--- start ---

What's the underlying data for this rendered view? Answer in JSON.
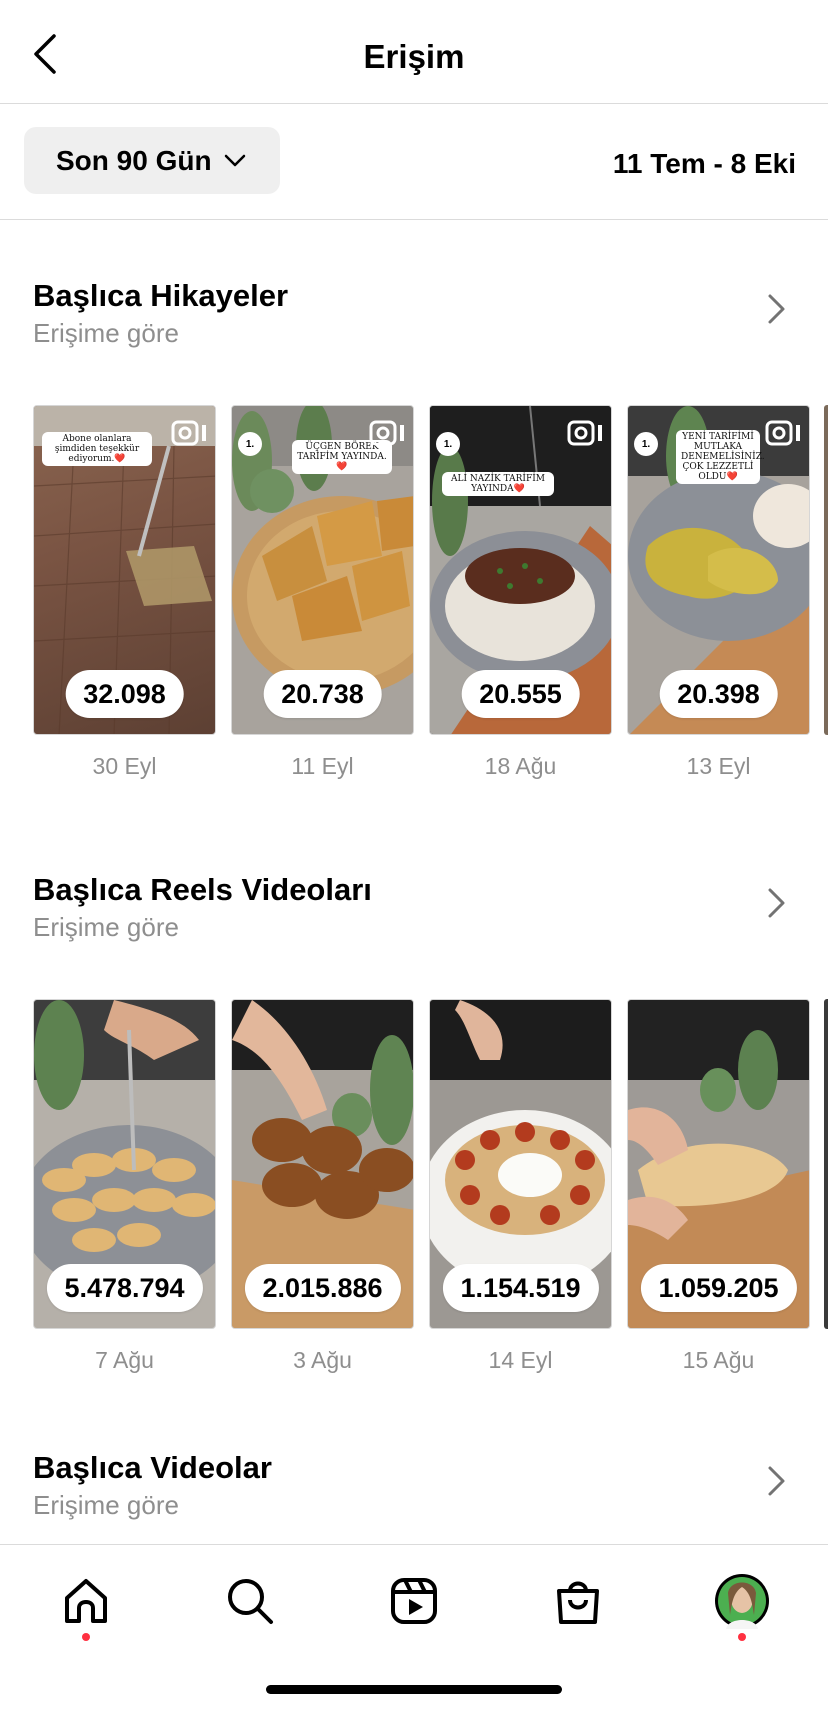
{
  "header": {
    "title": "Erişim",
    "back_icon": "chevron-left-icon"
  },
  "filter": {
    "range_label": "Son 90 Gün",
    "date_range": "11 Tem - 8 Eki"
  },
  "stories": {
    "title": "Başlıca Hikayeler",
    "subtitle": "Erişime göre",
    "items": [
      {
        "value": "32.098",
        "date": "30 Eyl",
        "caption": "Abone olanlara şimdiden teşekkür ediyorum.❤️"
      },
      {
        "value": "20.738",
        "date": "11 Eyl",
        "caption": "ÜÇGEN BÖREK TARİFİM YAYINDA.❤️"
      },
      {
        "value": "20.555",
        "date": "18 Ağu",
        "caption": "ALİ NAZİK TARİFİM YAYINDA❤️"
      },
      {
        "value": "20.398",
        "date": "13 Eyl",
        "caption": "YENİ TARİFİMİ MUTLAKA DENEMELİSİNİZ. ÇOK LEZZETLİ OLDU❤️"
      }
    ]
  },
  "reels": {
    "title": "Başlıca Reels Videoları",
    "subtitle": "Erişime göre",
    "items": [
      {
        "value": "5.478.794",
        "date": "7 Ağu"
      },
      {
        "value": "2.015.886",
        "date": "3 Ağu"
      },
      {
        "value": "1.154.519",
        "date": "14 Eyl"
      },
      {
        "value": "1.059.205",
        "date": "15 Ağu"
      }
    ]
  },
  "videos": {
    "title": "Başlıca Videolar",
    "subtitle": "Erişime göre"
  },
  "nav": {
    "items": [
      "home-icon",
      "search-icon",
      "reels-icon",
      "shop-icon",
      "profile-avatar"
    ],
    "badge_color": "#ff3040"
  }
}
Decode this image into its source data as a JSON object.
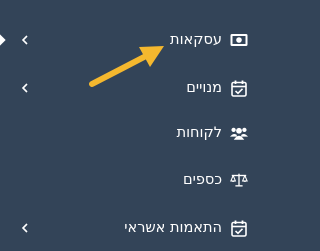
{
  "menu": {
    "items": [
      {
        "label": "עסקאות",
        "icon": "cash-icon",
        "has_submenu": true,
        "active": true
      },
      {
        "label": "מנויים",
        "icon": "calendar-check-icon",
        "has_submenu": true
      },
      {
        "label": "לקוחות",
        "icon": "users-icon",
        "has_submenu": false
      },
      {
        "label": "כספים",
        "icon": "scale-icon",
        "has_submenu": false
      },
      {
        "label": "התאמות אשראי",
        "icon": "calendar-check-icon",
        "has_submenu": true
      }
    ]
  },
  "annotation": {
    "icon": "pointer-arrow",
    "color": "#f5b82e"
  },
  "colors": {
    "background": "#334458",
    "text": "#ffffff"
  }
}
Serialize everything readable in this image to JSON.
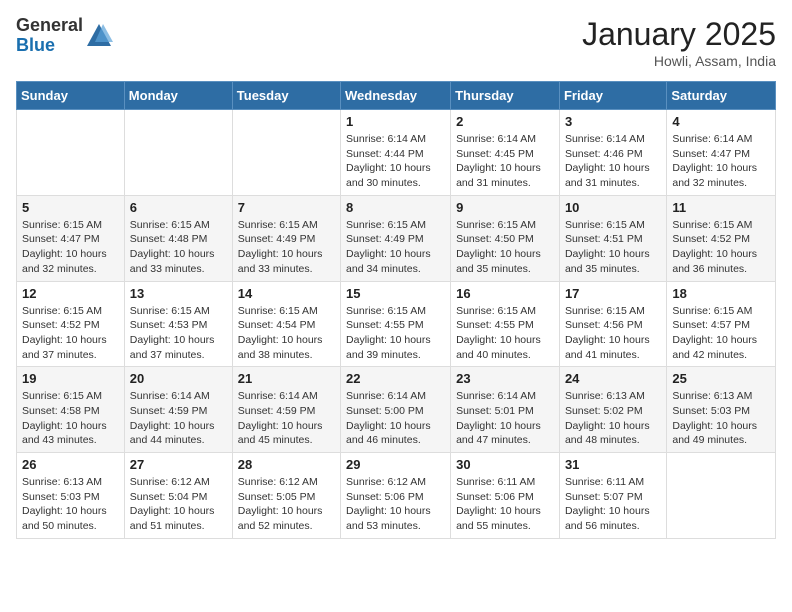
{
  "logo": {
    "general": "General",
    "blue": "Blue"
  },
  "title": "January 2025",
  "location": "Howli, Assam, India",
  "days_of_week": [
    "Sunday",
    "Monday",
    "Tuesday",
    "Wednesday",
    "Thursday",
    "Friday",
    "Saturday"
  ],
  "weeks": [
    [
      {
        "day": "",
        "sunrise": "",
        "sunset": "",
        "daylight": ""
      },
      {
        "day": "",
        "sunrise": "",
        "sunset": "",
        "daylight": ""
      },
      {
        "day": "",
        "sunrise": "",
        "sunset": "",
        "daylight": ""
      },
      {
        "day": "1",
        "sunrise": "Sunrise: 6:14 AM",
        "sunset": "Sunset: 4:44 PM",
        "daylight": "Daylight: 10 hours and 30 minutes."
      },
      {
        "day": "2",
        "sunrise": "Sunrise: 6:14 AM",
        "sunset": "Sunset: 4:45 PM",
        "daylight": "Daylight: 10 hours and 31 minutes."
      },
      {
        "day": "3",
        "sunrise": "Sunrise: 6:14 AM",
        "sunset": "Sunset: 4:46 PM",
        "daylight": "Daylight: 10 hours and 31 minutes."
      },
      {
        "day": "4",
        "sunrise": "Sunrise: 6:14 AM",
        "sunset": "Sunset: 4:47 PM",
        "daylight": "Daylight: 10 hours and 32 minutes."
      }
    ],
    [
      {
        "day": "5",
        "sunrise": "Sunrise: 6:15 AM",
        "sunset": "Sunset: 4:47 PM",
        "daylight": "Daylight: 10 hours and 32 minutes."
      },
      {
        "day": "6",
        "sunrise": "Sunrise: 6:15 AM",
        "sunset": "Sunset: 4:48 PM",
        "daylight": "Daylight: 10 hours and 33 minutes."
      },
      {
        "day": "7",
        "sunrise": "Sunrise: 6:15 AM",
        "sunset": "Sunset: 4:49 PM",
        "daylight": "Daylight: 10 hours and 33 minutes."
      },
      {
        "day": "8",
        "sunrise": "Sunrise: 6:15 AM",
        "sunset": "Sunset: 4:49 PM",
        "daylight": "Daylight: 10 hours and 34 minutes."
      },
      {
        "day": "9",
        "sunrise": "Sunrise: 6:15 AM",
        "sunset": "Sunset: 4:50 PM",
        "daylight": "Daylight: 10 hours and 35 minutes."
      },
      {
        "day": "10",
        "sunrise": "Sunrise: 6:15 AM",
        "sunset": "Sunset: 4:51 PM",
        "daylight": "Daylight: 10 hours and 35 minutes."
      },
      {
        "day": "11",
        "sunrise": "Sunrise: 6:15 AM",
        "sunset": "Sunset: 4:52 PM",
        "daylight": "Daylight: 10 hours and 36 minutes."
      }
    ],
    [
      {
        "day": "12",
        "sunrise": "Sunrise: 6:15 AM",
        "sunset": "Sunset: 4:52 PM",
        "daylight": "Daylight: 10 hours and 37 minutes."
      },
      {
        "day": "13",
        "sunrise": "Sunrise: 6:15 AM",
        "sunset": "Sunset: 4:53 PM",
        "daylight": "Daylight: 10 hours and 37 minutes."
      },
      {
        "day": "14",
        "sunrise": "Sunrise: 6:15 AM",
        "sunset": "Sunset: 4:54 PM",
        "daylight": "Daylight: 10 hours and 38 minutes."
      },
      {
        "day": "15",
        "sunrise": "Sunrise: 6:15 AM",
        "sunset": "Sunset: 4:55 PM",
        "daylight": "Daylight: 10 hours and 39 minutes."
      },
      {
        "day": "16",
        "sunrise": "Sunrise: 6:15 AM",
        "sunset": "Sunset: 4:55 PM",
        "daylight": "Daylight: 10 hours and 40 minutes."
      },
      {
        "day": "17",
        "sunrise": "Sunrise: 6:15 AM",
        "sunset": "Sunset: 4:56 PM",
        "daylight": "Daylight: 10 hours and 41 minutes."
      },
      {
        "day": "18",
        "sunrise": "Sunrise: 6:15 AM",
        "sunset": "Sunset: 4:57 PM",
        "daylight": "Daylight: 10 hours and 42 minutes."
      }
    ],
    [
      {
        "day": "19",
        "sunrise": "Sunrise: 6:15 AM",
        "sunset": "Sunset: 4:58 PM",
        "daylight": "Daylight: 10 hours and 43 minutes."
      },
      {
        "day": "20",
        "sunrise": "Sunrise: 6:14 AM",
        "sunset": "Sunset: 4:59 PM",
        "daylight": "Daylight: 10 hours and 44 minutes."
      },
      {
        "day": "21",
        "sunrise": "Sunrise: 6:14 AM",
        "sunset": "Sunset: 4:59 PM",
        "daylight": "Daylight: 10 hours and 45 minutes."
      },
      {
        "day": "22",
        "sunrise": "Sunrise: 6:14 AM",
        "sunset": "Sunset: 5:00 PM",
        "daylight": "Daylight: 10 hours and 46 minutes."
      },
      {
        "day": "23",
        "sunrise": "Sunrise: 6:14 AM",
        "sunset": "Sunset: 5:01 PM",
        "daylight": "Daylight: 10 hours and 47 minutes."
      },
      {
        "day": "24",
        "sunrise": "Sunrise: 6:13 AM",
        "sunset": "Sunset: 5:02 PM",
        "daylight": "Daylight: 10 hours and 48 minutes."
      },
      {
        "day": "25",
        "sunrise": "Sunrise: 6:13 AM",
        "sunset": "Sunset: 5:03 PM",
        "daylight": "Daylight: 10 hours and 49 minutes."
      }
    ],
    [
      {
        "day": "26",
        "sunrise": "Sunrise: 6:13 AM",
        "sunset": "Sunset: 5:03 PM",
        "daylight": "Daylight: 10 hours and 50 minutes."
      },
      {
        "day": "27",
        "sunrise": "Sunrise: 6:12 AM",
        "sunset": "Sunset: 5:04 PM",
        "daylight": "Daylight: 10 hours and 51 minutes."
      },
      {
        "day": "28",
        "sunrise": "Sunrise: 6:12 AM",
        "sunset": "Sunset: 5:05 PM",
        "daylight": "Daylight: 10 hours and 52 minutes."
      },
      {
        "day": "29",
        "sunrise": "Sunrise: 6:12 AM",
        "sunset": "Sunset: 5:06 PM",
        "daylight": "Daylight: 10 hours and 53 minutes."
      },
      {
        "day": "30",
        "sunrise": "Sunrise: 6:11 AM",
        "sunset": "Sunset: 5:06 PM",
        "daylight": "Daylight: 10 hours and 55 minutes."
      },
      {
        "day": "31",
        "sunrise": "Sunrise: 6:11 AM",
        "sunset": "Sunset: 5:07 PM",
        "daylight": "Daylight: 10 hours and 56 minutes."
      },
      {
        "day": "",
        "sunrise": "",
        "sunset": "",
        "daylight": ""
      }
    ]
  ]
}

--- end ---

Requirements → Provide only the count of lines in the data above that include the string "Başlıca".

Worked solution → 3